─── Extracted records

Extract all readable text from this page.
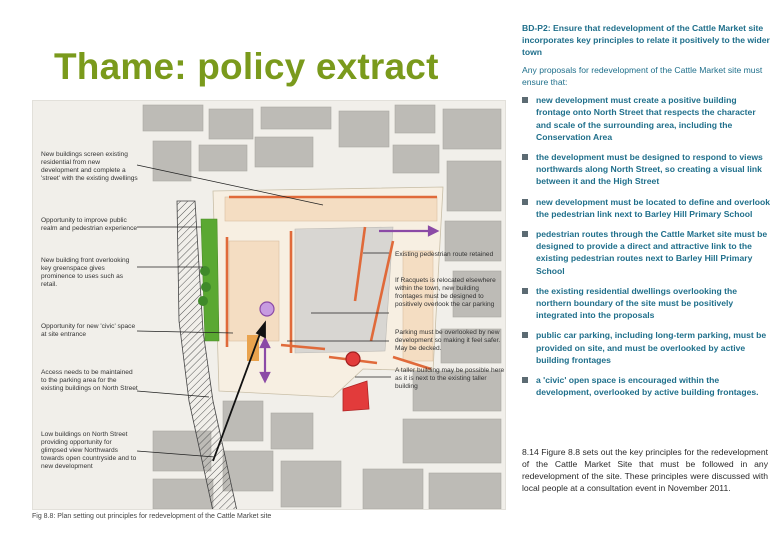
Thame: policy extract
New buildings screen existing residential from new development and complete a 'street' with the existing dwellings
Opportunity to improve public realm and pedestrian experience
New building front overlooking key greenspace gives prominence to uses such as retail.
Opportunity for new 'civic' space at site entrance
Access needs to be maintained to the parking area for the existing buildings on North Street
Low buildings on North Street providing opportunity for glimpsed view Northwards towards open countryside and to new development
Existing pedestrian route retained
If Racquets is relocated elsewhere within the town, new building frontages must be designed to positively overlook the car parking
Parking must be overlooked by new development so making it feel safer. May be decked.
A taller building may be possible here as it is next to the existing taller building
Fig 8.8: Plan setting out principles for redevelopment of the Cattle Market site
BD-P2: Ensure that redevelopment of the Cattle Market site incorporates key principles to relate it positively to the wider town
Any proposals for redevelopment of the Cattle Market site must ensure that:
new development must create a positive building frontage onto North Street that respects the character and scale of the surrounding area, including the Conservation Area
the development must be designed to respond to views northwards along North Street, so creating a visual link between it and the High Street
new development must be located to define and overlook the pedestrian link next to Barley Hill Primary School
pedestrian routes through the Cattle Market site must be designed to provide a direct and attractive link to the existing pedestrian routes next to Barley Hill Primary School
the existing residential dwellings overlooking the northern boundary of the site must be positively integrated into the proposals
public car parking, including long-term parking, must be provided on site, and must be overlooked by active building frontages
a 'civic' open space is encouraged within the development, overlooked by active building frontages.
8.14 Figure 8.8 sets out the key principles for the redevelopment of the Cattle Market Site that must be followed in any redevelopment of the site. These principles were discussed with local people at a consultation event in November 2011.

──────

◆ Task goal
Repeat the records in full, exactly as they appear, without the pictures.

◆ Right answer
Extract all readable text from this page.
Thame: policy extract
New buildings screen existing residential from new development and complete a 'street' with the existing dwellings
Opportunity to improve public realm and pedestrian experience
New building front overlooking key greenspace gives prominence to uses such as retail.
Opportunity for new 'civic' space at site entrance
Access needs to be maintained to the parking area for the existing buildings on North Street
Low buildings on North Street providing opportunity for glimpsed view Northwards towards open countryside and to new development
Existing pedestrian route retained
If Racquets is relocated elsewhere within the town, new building frontages must be designed to positively overlook the car parking
Parking must be overlooked by new development so making it feel safer. May be decked.
A taller building may be possible here as it is next to the existing taller building
Fig 8.8: Plan setting out principles for redevelopment of the Cattle Market site
BD-P2: Ensure that redevelopment of the Cattle Market site incorporates key principles to relate it positively to the wider town
Any proposals for redevelopment of the Cattle Market site must ensure that:
new development must create a positive building frontage onto North Street that respects the character and scale of the surrounding area, including the Conservation Area
the development must be designed to respond to views northwards along North Street, so creating a visual link between it and the High Street
new development must be located to define and overlook the pedestrian link next to Barley Hill Primary School
pedestrian routes through the Cattle Market site must be designed to provide a direct and attractive link to the existing pedestrian routes next to Barley Hill Primary School
the existing residential dwellings overlooking the northern boundary of the site must be positively integrated into the proposals
public car parking, including long-term parking, must be provided on site, and must be overlooked by active building frontages
a 'civic' open space is encouraged within the development, overlooked by active building frontages.
8.14 Figure 8.8 sets out the key principles for the redevelopment of the Cattle Market Site that must be followed in any redevelopment of the site. These principles were discussed with local people at a consultation event in November 2011.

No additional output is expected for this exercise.